**EXERCISE BRIEF:** Note how many lines contain "around" and give that number, with nothing else.

— BEGIN RECORDS SHOWN —

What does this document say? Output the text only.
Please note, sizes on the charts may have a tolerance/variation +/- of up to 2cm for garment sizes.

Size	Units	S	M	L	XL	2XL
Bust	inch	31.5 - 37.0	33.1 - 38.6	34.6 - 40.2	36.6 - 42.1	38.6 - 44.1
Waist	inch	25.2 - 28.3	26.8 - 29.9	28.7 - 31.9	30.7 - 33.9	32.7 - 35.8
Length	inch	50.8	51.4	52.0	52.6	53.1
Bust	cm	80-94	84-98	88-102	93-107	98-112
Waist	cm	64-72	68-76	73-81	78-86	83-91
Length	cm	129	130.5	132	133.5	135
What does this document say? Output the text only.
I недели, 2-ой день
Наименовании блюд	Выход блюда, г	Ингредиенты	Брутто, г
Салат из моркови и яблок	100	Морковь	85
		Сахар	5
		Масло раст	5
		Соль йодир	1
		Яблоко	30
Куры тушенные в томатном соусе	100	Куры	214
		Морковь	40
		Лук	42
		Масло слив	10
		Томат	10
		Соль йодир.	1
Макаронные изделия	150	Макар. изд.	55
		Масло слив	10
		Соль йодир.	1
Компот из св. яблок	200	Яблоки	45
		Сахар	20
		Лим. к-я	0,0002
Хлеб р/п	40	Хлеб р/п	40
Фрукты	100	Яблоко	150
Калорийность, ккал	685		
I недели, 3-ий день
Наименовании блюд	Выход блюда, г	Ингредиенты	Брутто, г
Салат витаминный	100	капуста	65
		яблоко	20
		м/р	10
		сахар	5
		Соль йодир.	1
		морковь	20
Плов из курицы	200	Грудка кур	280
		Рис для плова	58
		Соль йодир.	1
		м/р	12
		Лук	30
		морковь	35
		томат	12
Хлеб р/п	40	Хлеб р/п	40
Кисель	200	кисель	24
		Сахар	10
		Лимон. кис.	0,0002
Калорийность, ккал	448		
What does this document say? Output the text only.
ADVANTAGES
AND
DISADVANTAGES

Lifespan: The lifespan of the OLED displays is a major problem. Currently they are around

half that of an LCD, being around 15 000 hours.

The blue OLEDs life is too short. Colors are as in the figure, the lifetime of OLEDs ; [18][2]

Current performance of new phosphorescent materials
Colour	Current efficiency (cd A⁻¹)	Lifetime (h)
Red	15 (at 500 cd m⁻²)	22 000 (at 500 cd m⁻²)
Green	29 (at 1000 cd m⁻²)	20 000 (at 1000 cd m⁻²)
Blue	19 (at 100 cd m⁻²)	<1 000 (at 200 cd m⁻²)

— END RECORDS SHOWN —

**SOLUTION TO THIS TASK:** 2